Written problem:
Sift the material for lines containing "auswählen", and return them.

Records supplied:
☆ ☆ ☆ ☆ ☆ ☆ ☆

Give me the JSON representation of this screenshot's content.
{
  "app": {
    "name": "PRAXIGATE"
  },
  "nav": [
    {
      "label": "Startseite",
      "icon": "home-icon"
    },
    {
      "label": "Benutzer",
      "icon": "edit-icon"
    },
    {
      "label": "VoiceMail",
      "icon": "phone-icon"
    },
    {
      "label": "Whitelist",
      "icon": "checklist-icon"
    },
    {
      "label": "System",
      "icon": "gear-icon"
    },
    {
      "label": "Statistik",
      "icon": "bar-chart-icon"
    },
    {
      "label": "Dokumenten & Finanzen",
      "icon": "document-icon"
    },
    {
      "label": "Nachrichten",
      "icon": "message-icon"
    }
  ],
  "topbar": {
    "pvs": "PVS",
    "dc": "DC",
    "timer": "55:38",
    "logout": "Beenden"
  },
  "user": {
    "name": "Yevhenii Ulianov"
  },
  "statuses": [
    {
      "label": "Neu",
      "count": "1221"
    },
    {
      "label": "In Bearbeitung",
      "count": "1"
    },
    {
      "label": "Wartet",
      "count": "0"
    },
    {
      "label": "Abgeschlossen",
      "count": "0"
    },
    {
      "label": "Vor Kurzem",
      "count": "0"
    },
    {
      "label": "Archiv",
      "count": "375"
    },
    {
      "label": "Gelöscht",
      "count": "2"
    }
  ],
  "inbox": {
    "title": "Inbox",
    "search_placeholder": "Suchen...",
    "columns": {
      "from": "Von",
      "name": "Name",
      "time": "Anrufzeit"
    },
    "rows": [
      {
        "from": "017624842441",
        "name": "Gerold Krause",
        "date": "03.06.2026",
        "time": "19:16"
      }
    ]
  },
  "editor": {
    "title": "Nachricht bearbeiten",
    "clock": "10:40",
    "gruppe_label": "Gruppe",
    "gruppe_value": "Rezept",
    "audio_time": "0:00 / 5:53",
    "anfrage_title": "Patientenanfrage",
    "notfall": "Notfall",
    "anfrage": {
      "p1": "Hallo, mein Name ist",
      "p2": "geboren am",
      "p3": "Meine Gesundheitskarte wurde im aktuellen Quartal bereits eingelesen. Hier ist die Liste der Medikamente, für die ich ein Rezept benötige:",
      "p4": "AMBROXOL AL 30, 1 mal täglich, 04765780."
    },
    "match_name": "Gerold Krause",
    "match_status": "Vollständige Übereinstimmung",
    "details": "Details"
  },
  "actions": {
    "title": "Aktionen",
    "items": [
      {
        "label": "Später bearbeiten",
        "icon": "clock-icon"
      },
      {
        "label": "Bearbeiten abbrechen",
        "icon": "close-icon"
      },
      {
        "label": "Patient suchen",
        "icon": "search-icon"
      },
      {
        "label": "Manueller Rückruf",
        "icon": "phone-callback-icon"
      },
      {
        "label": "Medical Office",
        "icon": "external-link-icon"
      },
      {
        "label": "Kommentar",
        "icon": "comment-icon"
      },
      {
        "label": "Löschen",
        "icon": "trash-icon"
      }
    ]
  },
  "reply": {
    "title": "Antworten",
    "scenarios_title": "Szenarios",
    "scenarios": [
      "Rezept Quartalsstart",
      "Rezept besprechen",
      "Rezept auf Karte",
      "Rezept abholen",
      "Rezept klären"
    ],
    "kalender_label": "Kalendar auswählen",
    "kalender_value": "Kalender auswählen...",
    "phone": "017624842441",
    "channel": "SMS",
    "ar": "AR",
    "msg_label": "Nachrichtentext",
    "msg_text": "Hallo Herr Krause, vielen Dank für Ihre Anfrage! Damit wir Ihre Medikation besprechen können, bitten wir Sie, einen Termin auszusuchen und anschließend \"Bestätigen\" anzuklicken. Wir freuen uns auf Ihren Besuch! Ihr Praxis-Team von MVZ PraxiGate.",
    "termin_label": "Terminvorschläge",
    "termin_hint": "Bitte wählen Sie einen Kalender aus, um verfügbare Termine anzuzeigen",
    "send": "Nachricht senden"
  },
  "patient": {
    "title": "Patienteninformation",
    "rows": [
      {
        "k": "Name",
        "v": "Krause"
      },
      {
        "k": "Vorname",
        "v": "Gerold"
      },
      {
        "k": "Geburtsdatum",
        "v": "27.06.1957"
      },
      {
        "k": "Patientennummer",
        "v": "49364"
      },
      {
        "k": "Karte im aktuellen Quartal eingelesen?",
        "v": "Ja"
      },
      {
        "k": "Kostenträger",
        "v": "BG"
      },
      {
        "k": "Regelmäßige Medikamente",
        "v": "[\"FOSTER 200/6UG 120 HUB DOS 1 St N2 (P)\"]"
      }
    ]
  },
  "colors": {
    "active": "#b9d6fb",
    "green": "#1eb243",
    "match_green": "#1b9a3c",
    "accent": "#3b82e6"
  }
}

☆ ☆ ☆ ☆ ☆ ☆ ☆

Task result:
    "kalender_label": "Kalendar auswählen",
    "kalender_value": "Kalender auswählen...",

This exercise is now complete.